* [Exercise aim] Leave out the images; return the rest of the data exactly.

* [Supplied material]

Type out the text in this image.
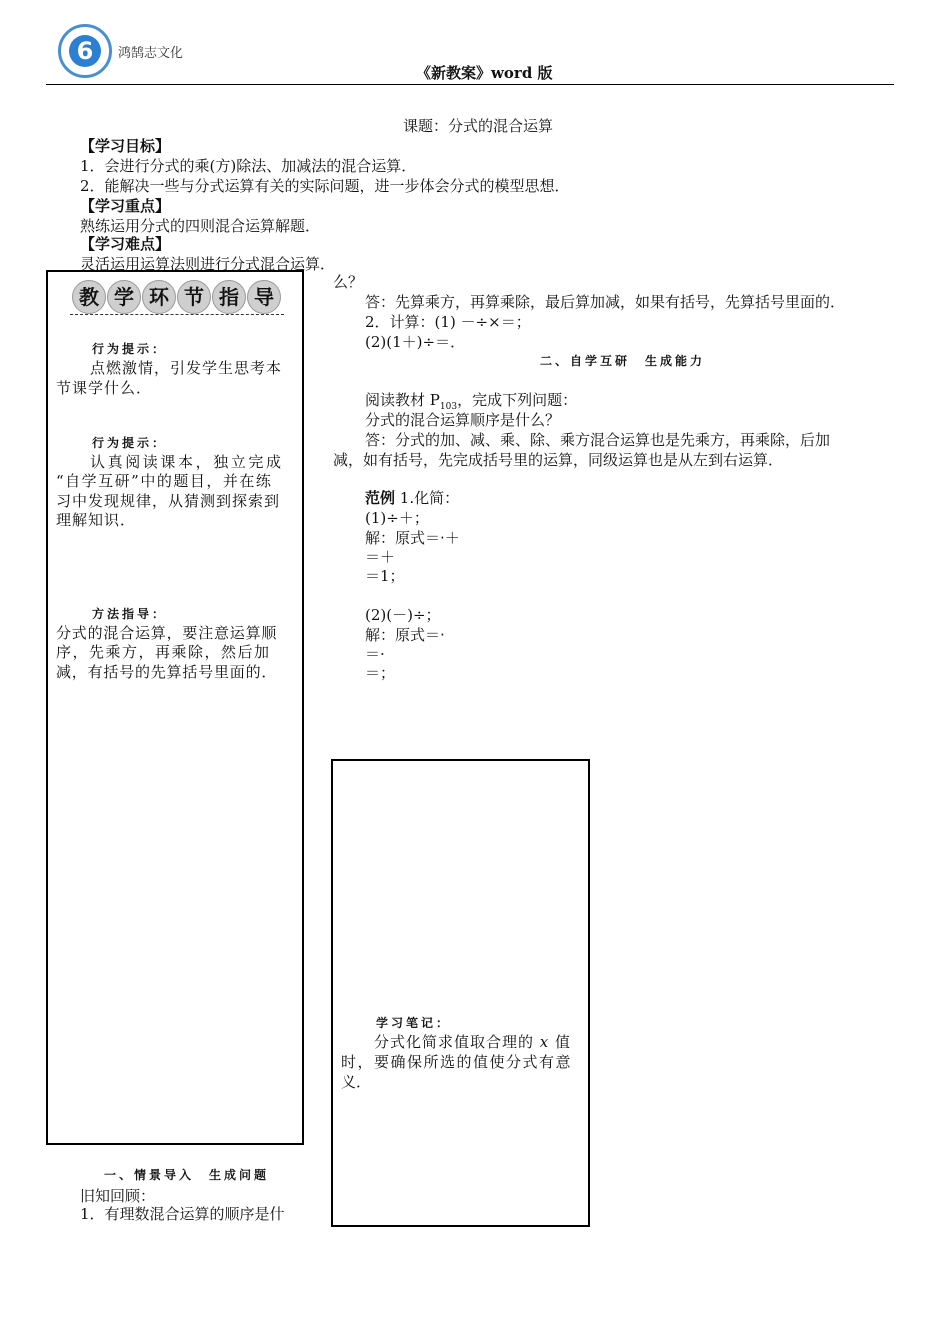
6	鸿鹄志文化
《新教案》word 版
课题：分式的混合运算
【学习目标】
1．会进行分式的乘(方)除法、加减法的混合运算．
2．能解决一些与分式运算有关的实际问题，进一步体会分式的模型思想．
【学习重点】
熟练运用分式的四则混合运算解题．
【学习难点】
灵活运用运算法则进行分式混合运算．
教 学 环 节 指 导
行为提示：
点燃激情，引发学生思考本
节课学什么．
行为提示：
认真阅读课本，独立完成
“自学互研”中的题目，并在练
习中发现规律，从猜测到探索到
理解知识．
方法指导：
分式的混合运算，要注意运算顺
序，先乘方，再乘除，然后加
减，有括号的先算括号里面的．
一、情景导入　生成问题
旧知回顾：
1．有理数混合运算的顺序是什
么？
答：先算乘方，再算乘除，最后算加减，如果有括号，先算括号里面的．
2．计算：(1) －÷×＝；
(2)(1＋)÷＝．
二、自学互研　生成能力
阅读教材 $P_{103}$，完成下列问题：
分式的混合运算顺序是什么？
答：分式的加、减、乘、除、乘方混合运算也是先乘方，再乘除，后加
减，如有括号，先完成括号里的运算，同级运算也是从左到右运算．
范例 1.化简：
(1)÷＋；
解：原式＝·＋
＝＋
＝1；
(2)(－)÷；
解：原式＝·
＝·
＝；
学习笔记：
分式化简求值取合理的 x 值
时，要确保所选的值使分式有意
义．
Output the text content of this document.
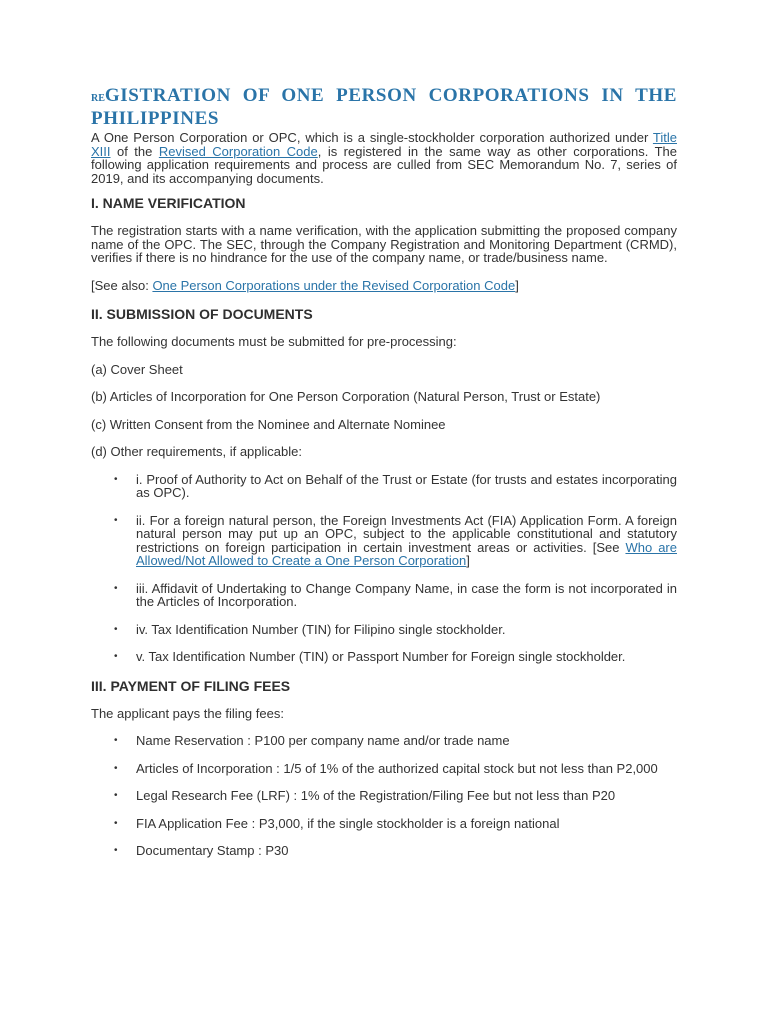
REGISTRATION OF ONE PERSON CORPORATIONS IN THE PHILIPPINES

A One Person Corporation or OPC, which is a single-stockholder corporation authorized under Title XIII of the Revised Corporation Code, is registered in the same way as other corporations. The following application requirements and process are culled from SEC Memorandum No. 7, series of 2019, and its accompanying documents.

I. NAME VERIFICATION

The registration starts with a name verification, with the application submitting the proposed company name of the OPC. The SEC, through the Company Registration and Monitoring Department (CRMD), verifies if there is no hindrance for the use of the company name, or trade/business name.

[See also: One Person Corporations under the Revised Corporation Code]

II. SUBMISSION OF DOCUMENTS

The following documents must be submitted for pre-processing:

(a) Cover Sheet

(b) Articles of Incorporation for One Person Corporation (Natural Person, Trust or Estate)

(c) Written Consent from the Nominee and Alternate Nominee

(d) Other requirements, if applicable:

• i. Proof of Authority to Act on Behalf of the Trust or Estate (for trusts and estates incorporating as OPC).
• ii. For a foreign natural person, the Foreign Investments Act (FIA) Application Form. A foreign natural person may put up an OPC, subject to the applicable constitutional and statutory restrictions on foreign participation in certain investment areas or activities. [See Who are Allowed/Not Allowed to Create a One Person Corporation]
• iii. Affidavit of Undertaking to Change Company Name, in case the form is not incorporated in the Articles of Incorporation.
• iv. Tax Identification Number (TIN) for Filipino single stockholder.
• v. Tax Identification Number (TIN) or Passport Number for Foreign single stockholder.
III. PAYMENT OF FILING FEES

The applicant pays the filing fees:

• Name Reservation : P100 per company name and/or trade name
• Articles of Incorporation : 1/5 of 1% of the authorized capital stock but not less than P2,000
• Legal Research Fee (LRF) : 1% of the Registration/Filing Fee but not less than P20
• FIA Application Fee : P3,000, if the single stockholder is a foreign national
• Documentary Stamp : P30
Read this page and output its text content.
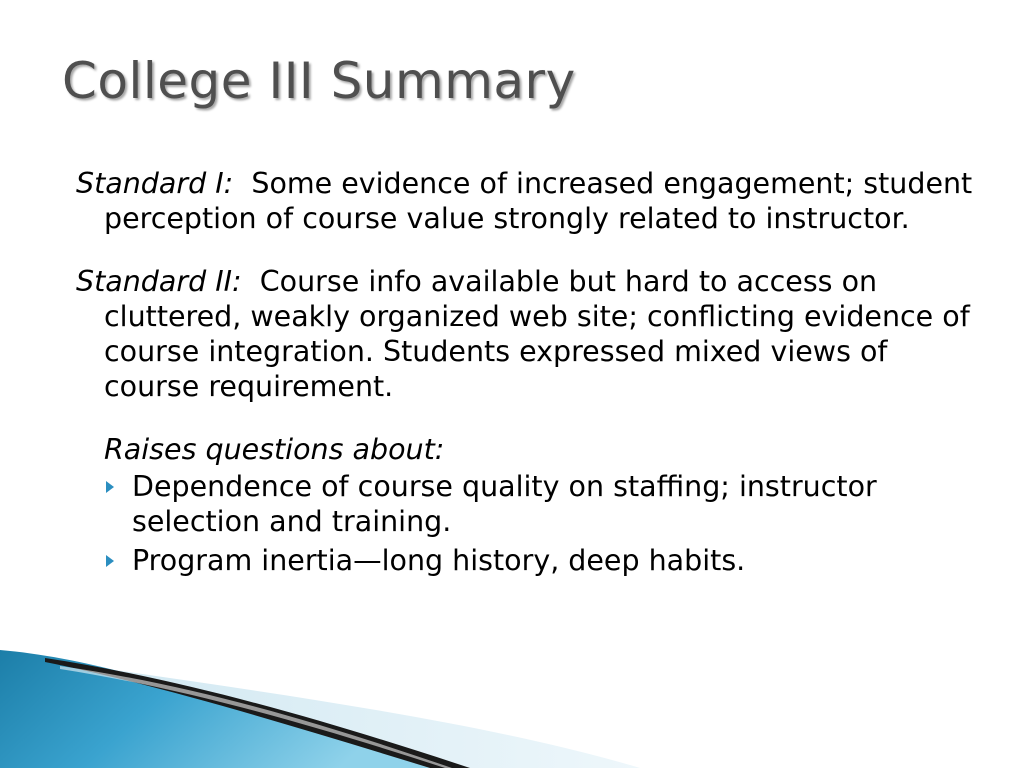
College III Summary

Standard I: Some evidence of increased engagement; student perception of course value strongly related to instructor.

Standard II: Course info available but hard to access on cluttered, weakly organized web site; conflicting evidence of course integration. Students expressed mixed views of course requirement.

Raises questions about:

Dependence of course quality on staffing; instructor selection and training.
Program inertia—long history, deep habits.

* [Answer to this exercise]
Type out the text in this image.
6	鸿鹄志文化
《新教案》word 版
课题：分式的混合运算
【学习目标】
1．会进行分式的乘(方)除法、加减法的混合运算．
2．能解决一些与分式运算有关的实际问题，进一步体会分式的模型思想．
【学习重点】
熟练运用分式的四则混合运算解题．
【学习难点】
灵活运用运算法则进行分式混合运算．
教 学 环 节 指 导
行为提示：
点燃激情，引发学生思考本
节课学什么．
行为提示：
认真阅读课本，独立完成
“自学互研”中的题目，并在练
习中发现规律，从猜测到探索到
理解知识．
方法指导：
分式的混合运算，要注意运算顺
序，先乘方，再乘除，然后加
减，有括号的先算括号里面的．
一、情景导入　生成问题
旧知回顾：
1．有理数混合运算的顺序是什
么？
答：先算乘方，再算乘除，最后算加减，如果有括号，先算括号里面的．
2．计算：(1) －÷×＝；
(2)(1＋)÷＝．
二、自学互研　生成能力
阅读教材 $P_{103}$，完成下列问题：
分式的混合运算顺序是什么？
答：分式的加、减、乘、除、乘方混合运算也是先乘方，再乘除，后加
减，如有括号，先完成括号里的运算，同级运算也是从左到右运算．
范例 1.化简：
(1)÷＋；
解：原式＝·＋
＝＋
＝1；
(2)(－)÷；
解：原式＝·
＝·
＝；
学习笔记：
分式化简求值取合理的 x 值
时，要确保所选的值使分式有意
义．
Output the text content of this document.
REGISTRATION OF ONE PERSON CORPORATIONS IN THE PHILIPPINES

A One Person Corporation or OPC, which is a single-stockholder corporation authorized under Title XIII of the Revised Corporation Code, is registered in the same way as other corporations. The following application requirements and process are culled from SEC Memorandum No. 7, series of 2019, and its accompanying documents.

I. NAME VERIFICATION

The registration starts with a name verification, with the application submitting the proposed company name of the OPC. The SEC, through the Company Registration and Monitoring Department (CRMD), verifies if there is no hindrance for the use of the company name, or trade/business name.

[See also: One Person Corporations under the Revised Corporation Code]

II. SUBMISSION OF DOCUMENTS

The following documents must be submitted for pre-processing:

(a) Cover Sheet

(b) Articles of Incorporation for One Person Corporation (Natural Person, Trust or Estate)

(c) Written Consent from the Nominee and Alternate Nominee

(d) Other requirements, if applicable:

• i. Proof of Authority to Act on Behalf of the Trust or Estate (for trusts and estates incorporating as OPC).
• ii. For a foreign natural person, the Foreign Investments Act (FIA) Application Form. A foreign natural person may put up an OPC, subject to the applicable constitutional and statutory restrictions on foreign participation in certain investment areas or activities. [See Who are Allowed/Not Allowed to Create a One Person Corporation]
• iii. Affidavit of Undertaking to Change Company Name, in case the form is not incorporated in the Articles of Incorporation.
• iv. Tax Identification Number (TIN) for Filipino single stockholder.
• v. Tax Identification Number (TIN) or Passport Number for Foreign single stockholder.
III. PAYMENT OF FILING FEES

The applicant pays the filing fees:

• Name Reservation : P100 per company name and/or trade name
• Articles of Incorporation : 1/5 of 1% of the authorized capital stock but not less than P2,000
• Legal Research Fee (LRF) : 1% of the Registration/Filing Fee but not less than P20
• FIA Application Fee : P3,000, if the single stockholder is a foreign national
• Documentary Stamp : P30
Read this page and output its text content.
College III Summary

Standard I: Some evidence of increased engagement; student perception of course value strongly related to instructor.

Standard II: Course info available but hard to access on cluttered, weakly organized web site; conflicting evidence of course integration. Students expressed mixed views of course requirement.

Raises questions about:

Dependence of course quality on staffing; instructor selection and training.
Program inertia—long history, deep habits.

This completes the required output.